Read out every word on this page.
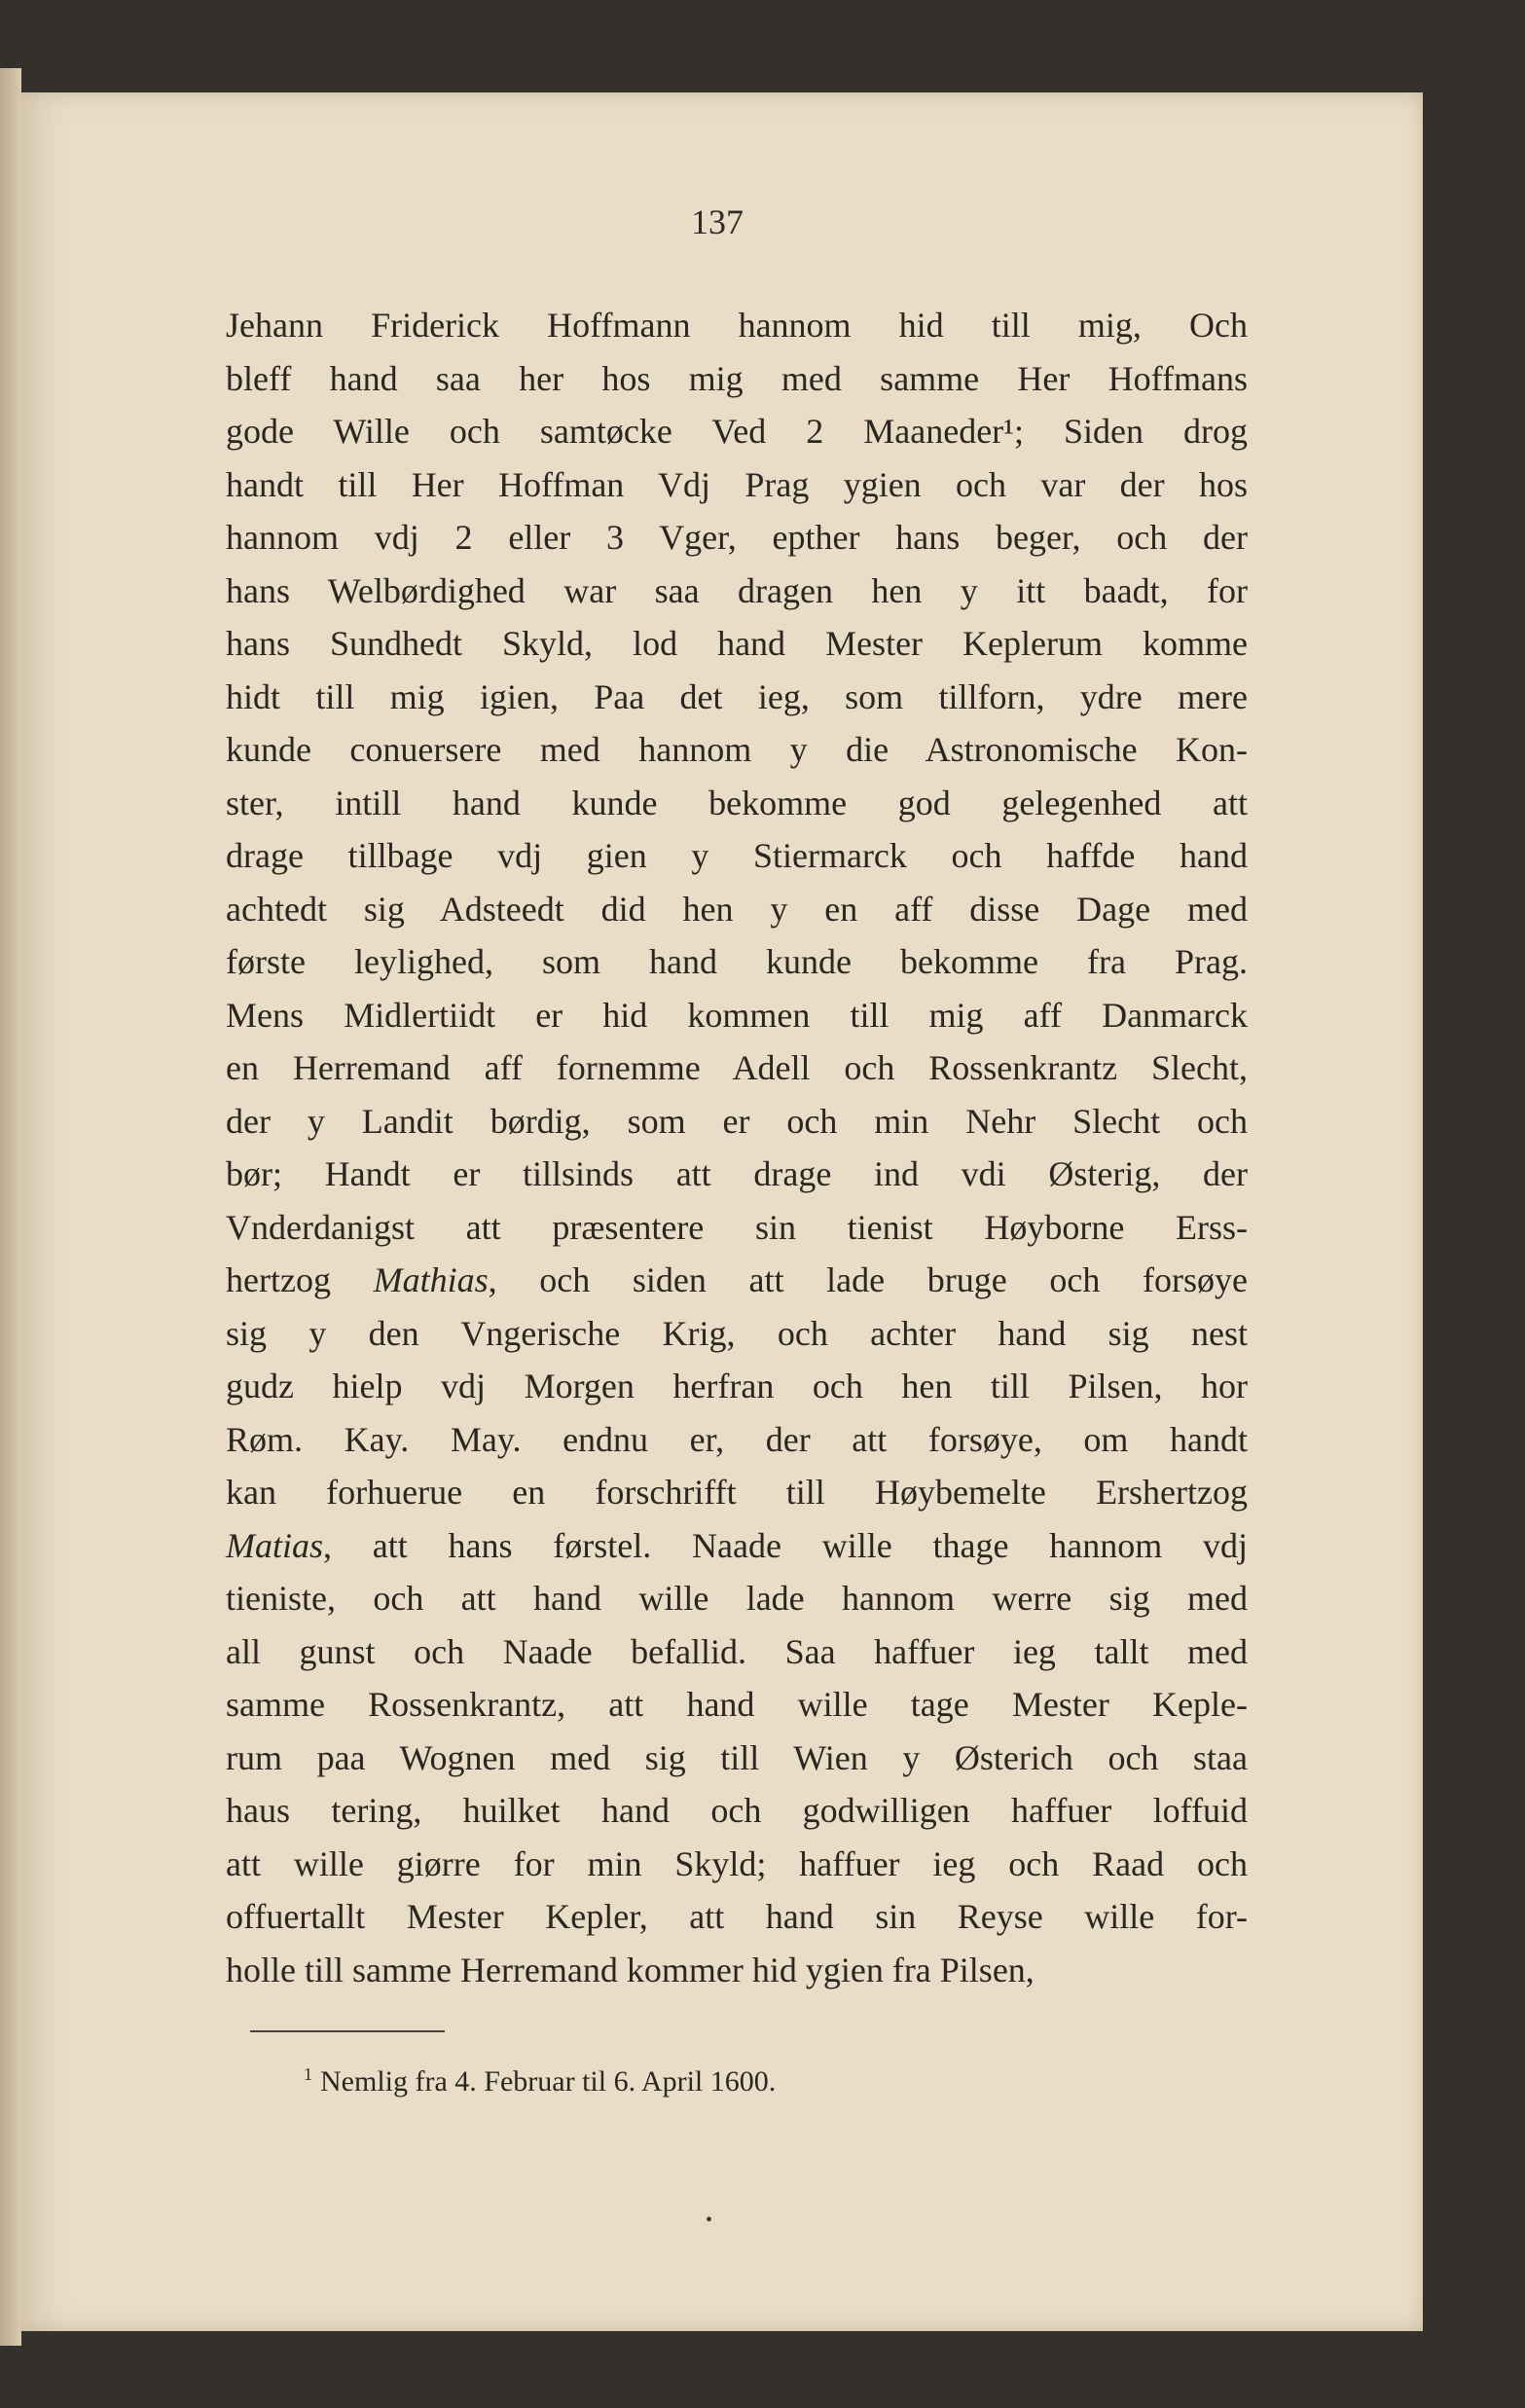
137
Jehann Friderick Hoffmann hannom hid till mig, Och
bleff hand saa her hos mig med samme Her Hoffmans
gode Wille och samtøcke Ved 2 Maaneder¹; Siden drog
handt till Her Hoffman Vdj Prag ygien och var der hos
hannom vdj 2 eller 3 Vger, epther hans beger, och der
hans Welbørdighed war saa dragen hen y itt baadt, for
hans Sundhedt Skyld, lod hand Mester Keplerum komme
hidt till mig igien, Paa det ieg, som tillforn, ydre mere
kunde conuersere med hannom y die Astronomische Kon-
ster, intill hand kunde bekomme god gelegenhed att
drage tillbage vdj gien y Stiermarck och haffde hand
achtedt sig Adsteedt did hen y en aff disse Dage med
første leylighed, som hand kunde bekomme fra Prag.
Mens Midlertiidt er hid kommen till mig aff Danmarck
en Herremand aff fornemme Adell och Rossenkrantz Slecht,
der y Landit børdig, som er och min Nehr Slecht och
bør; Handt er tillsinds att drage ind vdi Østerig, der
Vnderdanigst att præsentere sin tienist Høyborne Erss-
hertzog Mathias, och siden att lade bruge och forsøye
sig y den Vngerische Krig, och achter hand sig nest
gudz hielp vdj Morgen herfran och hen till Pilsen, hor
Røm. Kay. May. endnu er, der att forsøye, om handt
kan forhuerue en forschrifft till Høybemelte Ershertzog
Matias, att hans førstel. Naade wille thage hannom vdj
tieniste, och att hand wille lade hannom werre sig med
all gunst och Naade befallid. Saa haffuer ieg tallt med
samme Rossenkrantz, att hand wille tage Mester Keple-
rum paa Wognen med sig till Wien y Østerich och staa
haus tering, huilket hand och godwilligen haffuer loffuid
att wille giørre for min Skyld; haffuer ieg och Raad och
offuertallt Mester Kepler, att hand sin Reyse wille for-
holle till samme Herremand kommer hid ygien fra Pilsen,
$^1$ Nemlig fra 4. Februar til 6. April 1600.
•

= = = = = = =

▸ **STATED GOAL**: Return to the listing above and set it down exactly, leaving out its pictures.

▸ **ANSWER IN FULL**:
Read out every word on this page.
137
Jehann Friderick Hoffmann hannom hid till mig, Och
bleff hand saa her hos mig med samme Her Hoffmans
gode Wille och samtøcke Ved 2 Maaneder¹; Siden drog
handt till Her Hoffman Vdj Prag ygien och var der hos
hannom vdj 2 eller 3 Vger, epther hans beger, och der
hans Welbørdighed war saa dragen hen y itt baadt, for
hans Sundhedt Skyld, lod hand Mester Keplerum komme
hidt till mig igien, Paa det ieg, som tillforn, ydre mere
kunde conuersere med hannom y die Astronomische Kon-
ster, intill hand kunde bekomme god gelegenhed att
drage tillbage vdj gien y Stiermarck och haffde hand
achtedt sig Adsteedt did hen y en aff disse Dage med
første leylighed, som hand kunde bekomme fra Prag.
Mens Midlertiidt er hid kommen till mig aff Danmarck
en Herremand aff fornemme Adell och Rossenkrantz Slecht,
der y Landit børdig, som er och min Nehr Slecht och
bør; Handt er tillsinds att drage ind vdi Østerig, der
Vnderdanigst att præsentere sin tienist Høyborne Erss-
hertzog Mathias, och siden att lade bruge och forsøye
sig y den Vngerische Krig, och achter hand sig nest
gudz hielp vdj Morgen herfran och hen till Pilsen, hor
Røm. Kay. May. endnu er, der att forsøye, om handt
kan forhuerue en forschrifft till Høybemelte Ershertzog
Matias, att hans førstel. Naade wille thage hannom vdj
tieniste, och att hand wille lade hannom werre sig med
all gunst och Naade befallid. Saa haffuer ieg tallt med
samme Rossenkrantz, att hand wille tage Mester Keple-
rum paa Wognen med sig till Wien y Østerich och staa
haus tering, huilket hand och godwilligen haffuer loffuid
att wille giørre for min Skyld; haffuer ieg och Raad och
offuertallt Mester Kepler, att hand sin Reyse wille for-
holle till samme Herremand kommer hid ygien fra Pilsen,
$^1$ Nemlig fra 4. Februar til 6. April 1600.
•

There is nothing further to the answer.